Passage shown:
— Begin —
4. This verse, setting forth the fruitfulness of union with Jesus, ends with the brief solemn statement of the converse--the barrenness of separation. There is the condemnation of all the busy life of men which is not lived in union with Jesus Christ; it is a long row of figures which, like some other long rows of figures added up, amount just to Zero. “Without Me, nothing.”

II. THE WITHERING AND DESTRUCTION OF SEPARATION FROM HIM (Jean 15:6).

1. Separation is withering. Did you ever see a hawthorn bough that children bring home from the woods, and stick in the grate; how in a day or two the fresh green leaves all shrivel up and the white blossoms become brown and smell foul, and the only thing to be done with it is to fling it into the fire and get rid of it? Separate from Christ, the individual shrivels, and the possibilities of fair buds wither and set into no fruit. And no man is the man he might have been unless he holds by Jesus Christ and lets His life come into Him. And as for individuals, so for communities. The Church or the body of professing Christians that is separate from Jesus Christ dies to all noble life, to all high activity, to all Christlike conduct, and, being dead, rots.

2. Withering means destruction. Look at the mysteriousness of the language. “They gather them.” “They cast them into the fire.” Who have that tragic task? The solemn fact that the withering of manhood by separation from Jesus Christ requires, and ends in, the consuming of the withered, is all that we have here. We have to speak of it pityingly, with reticence, with terror, with tenderness, with awe lest it be our fate. Be on your guard against that tendency of this generation, to paste a bit of blank paper over all the threatenings of the Bible. One of two things must befall the branch, either it is in the Vine or it gets into the fire. And if we would avoid the fire let us see to it that we are in the Vine.

III. THE UNION WITH CHRIST AS THE CONDITION OF SATISFIED DESIRES (Jean 15:7). Our Lord instead of saying, “I in you,” says “My words in you.” He is speaking about prayers, consequently the variation is natural. The abiding of His words in us is largely the means of His abiding in us.

1. What do we mean by this? Something a great deal more than the mere intellectual acceptance. Something very different from reading a verse in a morning, and forgetting all about it all the day long; something very different from coming in contact with Christian truth on a Sunday, when somebody else preaches what he has found in the Bible to us, and we take in a little of it. It means the whole of the conscious nature of a man. His desires, understanding, affections, will, all being steeped in those great truths which the Master spoke. Put a little bit of colouring matter into the fountain at its head and you will have the stream dyed down its course forever so far. See that Christ’s words be lodged in your inmost selves, and all the life will be glorified and flash into richness of colouring and beauty by their presence.
— End —
Written instruction 1:
Can you reproduce everything from "1. What do we" down to "by their presence." in the sermon on the vine and branches?
Written instruction 2:
How would the sermon on the vine and branches go on after its last sentence?

Given data:
— Begin —
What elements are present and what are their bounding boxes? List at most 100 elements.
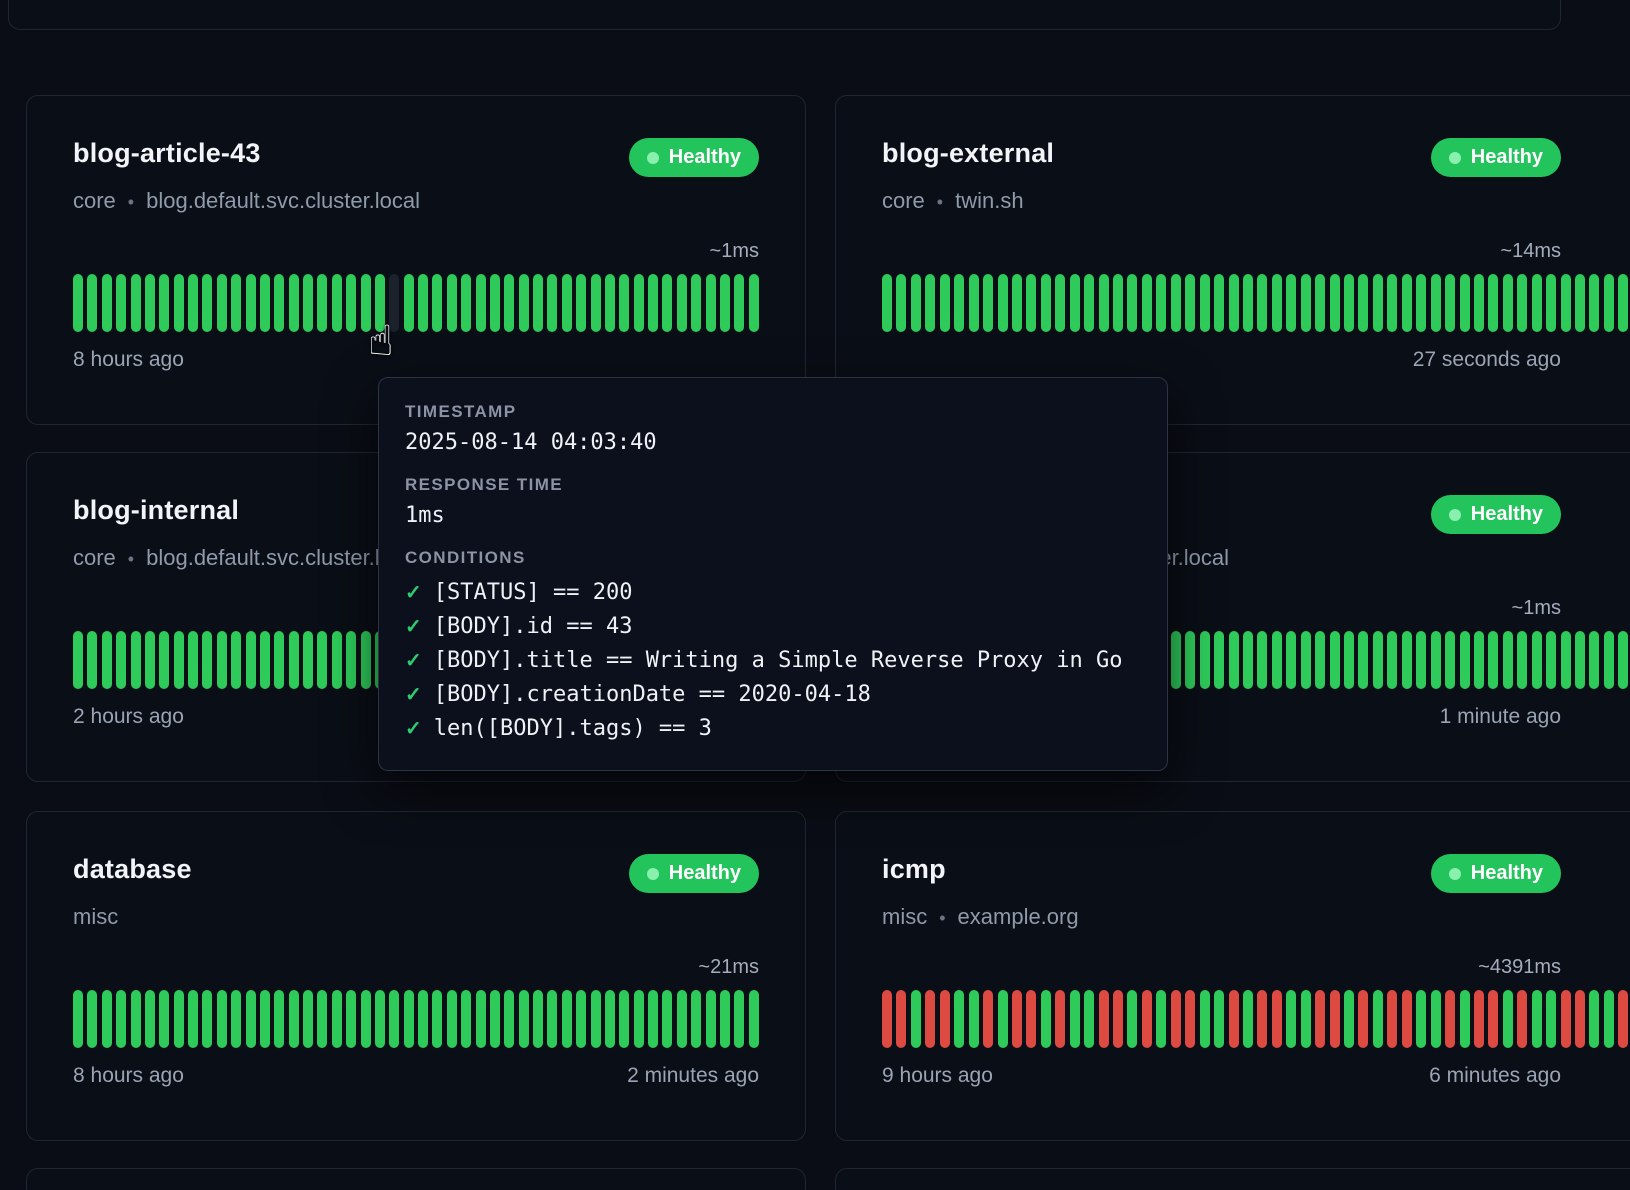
— End —
Reply 1:
1. What do we mean by this? Something a great deal more than the mere intellectual acceptance. Something very different from reading a verse in a morning, and forgetting all about it all the day long; something very different from coming in contact with Christian truth on a Sunday, when somebody else preaches what he has found in the Bible to us, and we take in a little of it. It means the whole of the conscious nature of a man. His desires, understanding, affections, will, all being steeped in those great truths which the Master spoke. Put a little bit of colouring matter into the fountain at its head and you will have the stream dyed down its course forever so far. See that Christ’s words be lodged in your inmost selves, and all the life will be glorified and flash into richness of colouring and beauty by their presence.

Reply 2:
2. The main effect of such abiding of the Lord’s words with us is, that in such a ease, my desire will be granted. If Christ’s words are the substratum of your wishes, then your wishes will harmonize with His will, and so “Ye shall ask what ye will and it shall be done unto you.”

IV. THIS UNION AND FRUITFULNESS LEAD TO THE NOBLE ENDS OF GLORIFYING GOD AND INCREASING DISCIPLESHIP (Jean 15:8).

1. Christ’s life was all for the glorifying of God. The lives, which are the life of Christ in us, will have the same end and the same issue. We come there to a very sharp test. How many of us are there on whom men, looking, think more loftily of God. And yet we should all be mirrors of the Divine radiance, on which some eyes, that are too dim and sore to bear the light as it streams from the sun, may look, and, beholding the reflection, may learn to love.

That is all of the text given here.